# Given task
Below is a block of records; repeat each one exactly.

+===+

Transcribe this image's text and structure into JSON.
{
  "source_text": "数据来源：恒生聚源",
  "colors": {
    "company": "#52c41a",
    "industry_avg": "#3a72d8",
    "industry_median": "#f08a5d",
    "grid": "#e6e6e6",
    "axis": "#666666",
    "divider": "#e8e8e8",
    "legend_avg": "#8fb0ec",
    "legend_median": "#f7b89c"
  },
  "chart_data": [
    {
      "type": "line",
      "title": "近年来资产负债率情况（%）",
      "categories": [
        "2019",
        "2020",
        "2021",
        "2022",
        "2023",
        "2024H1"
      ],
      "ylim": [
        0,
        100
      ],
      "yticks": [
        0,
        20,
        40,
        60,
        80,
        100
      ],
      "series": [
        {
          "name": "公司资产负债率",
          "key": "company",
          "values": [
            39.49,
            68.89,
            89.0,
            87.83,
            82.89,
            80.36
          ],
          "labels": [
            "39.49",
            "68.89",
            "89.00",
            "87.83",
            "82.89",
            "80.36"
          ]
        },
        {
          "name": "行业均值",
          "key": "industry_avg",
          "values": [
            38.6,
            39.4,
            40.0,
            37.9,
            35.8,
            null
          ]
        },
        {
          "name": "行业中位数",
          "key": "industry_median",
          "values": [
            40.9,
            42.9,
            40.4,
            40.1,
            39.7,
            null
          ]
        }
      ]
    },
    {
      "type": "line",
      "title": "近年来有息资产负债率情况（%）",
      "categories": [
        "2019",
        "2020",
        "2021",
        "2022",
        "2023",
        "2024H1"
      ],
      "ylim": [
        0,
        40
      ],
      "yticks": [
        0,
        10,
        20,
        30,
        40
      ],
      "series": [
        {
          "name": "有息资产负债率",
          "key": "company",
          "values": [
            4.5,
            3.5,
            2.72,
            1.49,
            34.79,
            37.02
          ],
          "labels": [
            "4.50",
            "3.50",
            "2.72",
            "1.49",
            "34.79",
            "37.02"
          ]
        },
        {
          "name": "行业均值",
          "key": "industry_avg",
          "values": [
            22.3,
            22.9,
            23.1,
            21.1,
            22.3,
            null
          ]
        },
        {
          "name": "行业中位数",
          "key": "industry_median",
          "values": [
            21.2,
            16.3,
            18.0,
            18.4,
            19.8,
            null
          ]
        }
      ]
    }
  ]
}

+===+

# Expected answer
Transcribe this image's text and structure into JSON.
{
  "source_text": "数据来源：恒生聚源",
  "colors": {
    "company": "#52c41a",
    "industry_avg": "#3a72d8",
    "industry_median": "#f08a5d",
    "grid": "#e6e6e6",
    "axis": "#666666",
    "divider": "#e8e8e8",
    "legend_avg": "#8fb0ec",
    "legend_median": "#f7b89c"
  },
  "chart_data": [
    {
      "type": "line",
      "title": "近年来资产负债率情况（%）",
      "categories": [
        "2019",
        "2020",
        "2021",
        "2022",
        "2023",
        "2024H1"
      ],
      "ylim": [
        0,
        100
      ],
      "yticks": [
        0,
        20,
        40,
        60,
        80,
        100
      ],
      "series": [
        {
          "name": "公司资产负债率",
          "key": "company",
          "values": [
            39.49,
            68.89,
            89.0,
            87.83,
            82.89,
            80.36
          ],
          "labels": [
            "39.49",
            "68.89",
            "89.00",
            "87.83",
            "82.89",
            "80.36"
          ]
        },
        {
          "name": "行业均值",
          "key": "industry_avg",
          "values": [
            38.6,
            39.4,
            40.0,
            37.9,
            35.8,
            null
          ]
        },
        {
          "name": "行业中位数",
          "key": "industry_median",
          "values": [
            40.9,
            42.9,
            40.4,
            40.1,
            39.7,
            null
          ]
        }
      ]
    },
    {
      "type": "line",
      "title": "近年来有息资产负债率情况（%）",
      "categories": [
        "2019",
        "2020",
        "2021",
        "2022",
        "2023",
        "2024H1"
      ],
      "ylim": [
        0,
        40
      ],
      "yticks": [
        0,
        10,
        20,
        30,
        40
      ],
      "series": [
        {
          "name": "有息资产负债率",
          "key": "company",
          "values": [
            4.5,
            3.5,
            2.72,
            1.49,
            34.79,
            37.02
          ],
          "labels": [
            "4.50",
            "3.50",
            "2.72",
            "1.49",
            "34.79",
            "37.02"
          ]
        },
        {
          "name": "行业均值",
          "key": "industry_avg",
          "values": [
            22.3,
            22.9,
            23.1,
            21.1,
            22.3,
            null
          ]
        },
        {
          "name": "行业中位数",
          "key": "industry_median",
          "values": [
            21.2,
            16.3,
            18.0,
            18.4,
            19.8,
            null
          ]
        }
      ]
    }
  ]
}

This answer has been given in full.